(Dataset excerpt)
[BEGIN]

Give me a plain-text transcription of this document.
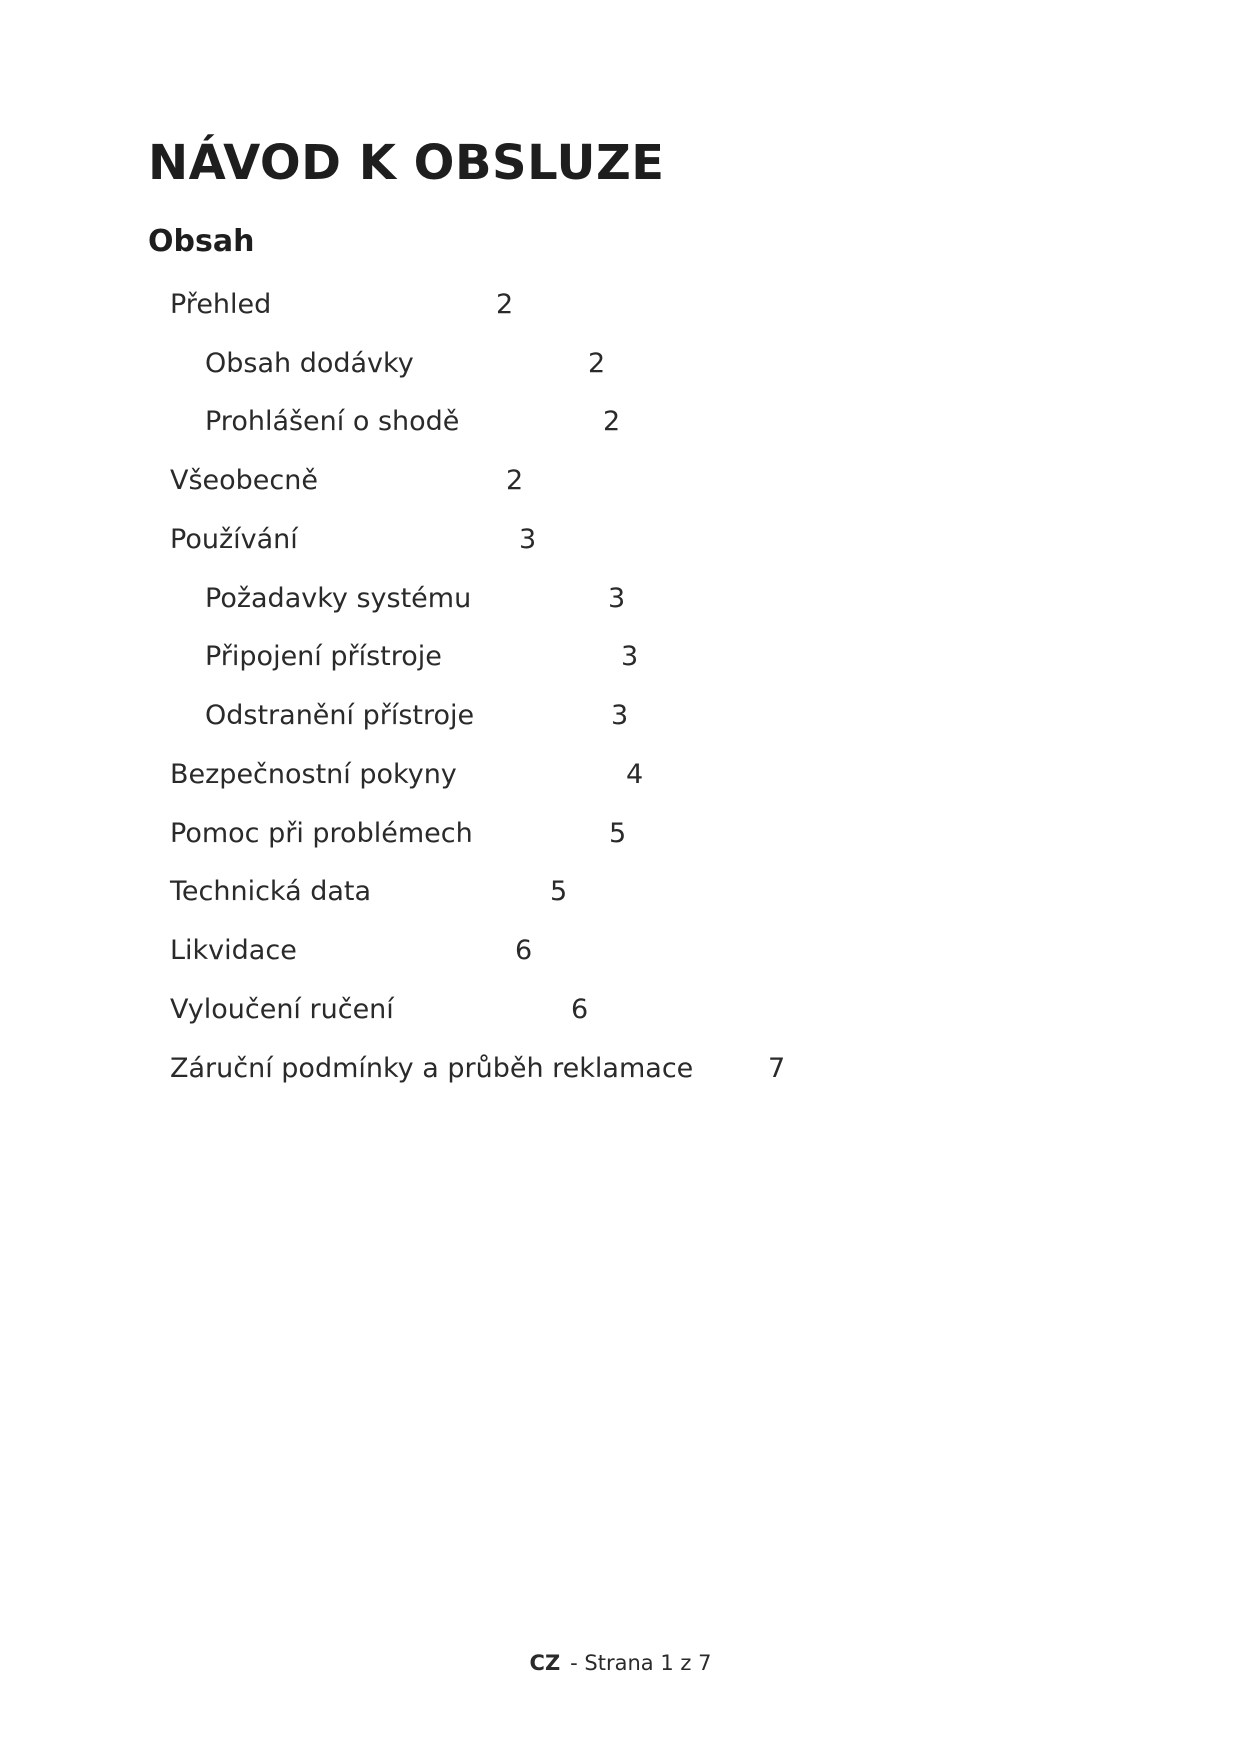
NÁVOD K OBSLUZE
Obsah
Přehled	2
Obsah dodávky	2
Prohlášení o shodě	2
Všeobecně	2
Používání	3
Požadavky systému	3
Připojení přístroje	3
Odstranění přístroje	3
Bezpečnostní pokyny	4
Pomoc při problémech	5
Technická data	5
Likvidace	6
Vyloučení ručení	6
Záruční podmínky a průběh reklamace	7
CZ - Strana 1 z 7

[END]
[BEGIN]

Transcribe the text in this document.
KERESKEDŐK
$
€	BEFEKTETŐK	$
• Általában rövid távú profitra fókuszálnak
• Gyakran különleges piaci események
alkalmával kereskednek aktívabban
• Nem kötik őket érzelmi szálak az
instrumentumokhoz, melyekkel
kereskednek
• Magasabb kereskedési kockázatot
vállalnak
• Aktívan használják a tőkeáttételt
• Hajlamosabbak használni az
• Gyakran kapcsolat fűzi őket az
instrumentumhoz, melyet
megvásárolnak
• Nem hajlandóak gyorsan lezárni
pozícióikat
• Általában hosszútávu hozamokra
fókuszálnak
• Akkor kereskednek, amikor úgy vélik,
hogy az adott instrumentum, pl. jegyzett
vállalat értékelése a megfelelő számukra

[END]

### Set problem
Pick out and copy the lines of the material that include the word "text".

### Task solution
Give me a plain-text transcription of this document.
Transcribe the text in this document.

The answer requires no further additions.